* **Given instruction**: Keep every line where the word "title" appears; drop the rest.

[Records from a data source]

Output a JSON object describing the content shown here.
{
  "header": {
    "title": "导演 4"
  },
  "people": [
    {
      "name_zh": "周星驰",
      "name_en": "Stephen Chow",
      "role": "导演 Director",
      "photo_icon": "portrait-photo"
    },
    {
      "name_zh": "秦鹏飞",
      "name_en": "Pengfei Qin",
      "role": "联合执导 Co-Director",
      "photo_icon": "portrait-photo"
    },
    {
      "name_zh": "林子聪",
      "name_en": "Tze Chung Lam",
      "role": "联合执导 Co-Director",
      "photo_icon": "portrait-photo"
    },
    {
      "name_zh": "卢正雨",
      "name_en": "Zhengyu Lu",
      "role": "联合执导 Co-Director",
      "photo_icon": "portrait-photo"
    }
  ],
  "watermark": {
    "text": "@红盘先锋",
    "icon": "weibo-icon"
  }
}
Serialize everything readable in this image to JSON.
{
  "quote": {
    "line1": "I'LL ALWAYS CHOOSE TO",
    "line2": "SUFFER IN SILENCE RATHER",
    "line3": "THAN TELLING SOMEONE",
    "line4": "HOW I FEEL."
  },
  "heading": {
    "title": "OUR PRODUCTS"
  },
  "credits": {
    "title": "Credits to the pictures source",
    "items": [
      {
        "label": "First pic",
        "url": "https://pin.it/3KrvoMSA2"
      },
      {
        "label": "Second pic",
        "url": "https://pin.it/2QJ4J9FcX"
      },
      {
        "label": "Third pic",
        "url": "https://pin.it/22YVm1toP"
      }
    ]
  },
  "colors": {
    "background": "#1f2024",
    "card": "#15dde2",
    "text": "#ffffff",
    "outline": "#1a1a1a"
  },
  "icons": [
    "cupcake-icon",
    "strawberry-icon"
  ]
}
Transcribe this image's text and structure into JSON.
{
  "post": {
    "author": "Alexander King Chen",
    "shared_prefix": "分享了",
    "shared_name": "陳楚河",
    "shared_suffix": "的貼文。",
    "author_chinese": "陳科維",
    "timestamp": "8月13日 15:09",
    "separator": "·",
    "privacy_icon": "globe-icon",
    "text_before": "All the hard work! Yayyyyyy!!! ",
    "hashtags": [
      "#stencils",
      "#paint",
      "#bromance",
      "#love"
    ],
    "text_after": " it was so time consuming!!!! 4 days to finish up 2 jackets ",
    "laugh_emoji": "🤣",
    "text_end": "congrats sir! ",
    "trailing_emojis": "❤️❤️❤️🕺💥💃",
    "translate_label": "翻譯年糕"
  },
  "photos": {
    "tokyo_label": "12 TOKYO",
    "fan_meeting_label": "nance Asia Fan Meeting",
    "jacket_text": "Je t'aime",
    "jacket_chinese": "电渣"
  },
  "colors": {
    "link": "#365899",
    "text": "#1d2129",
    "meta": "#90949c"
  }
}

* **Task result**:
    "title": "导演 4"
    "title": "OUR PRODUCTS"
    "title": "Credits to the pictures source",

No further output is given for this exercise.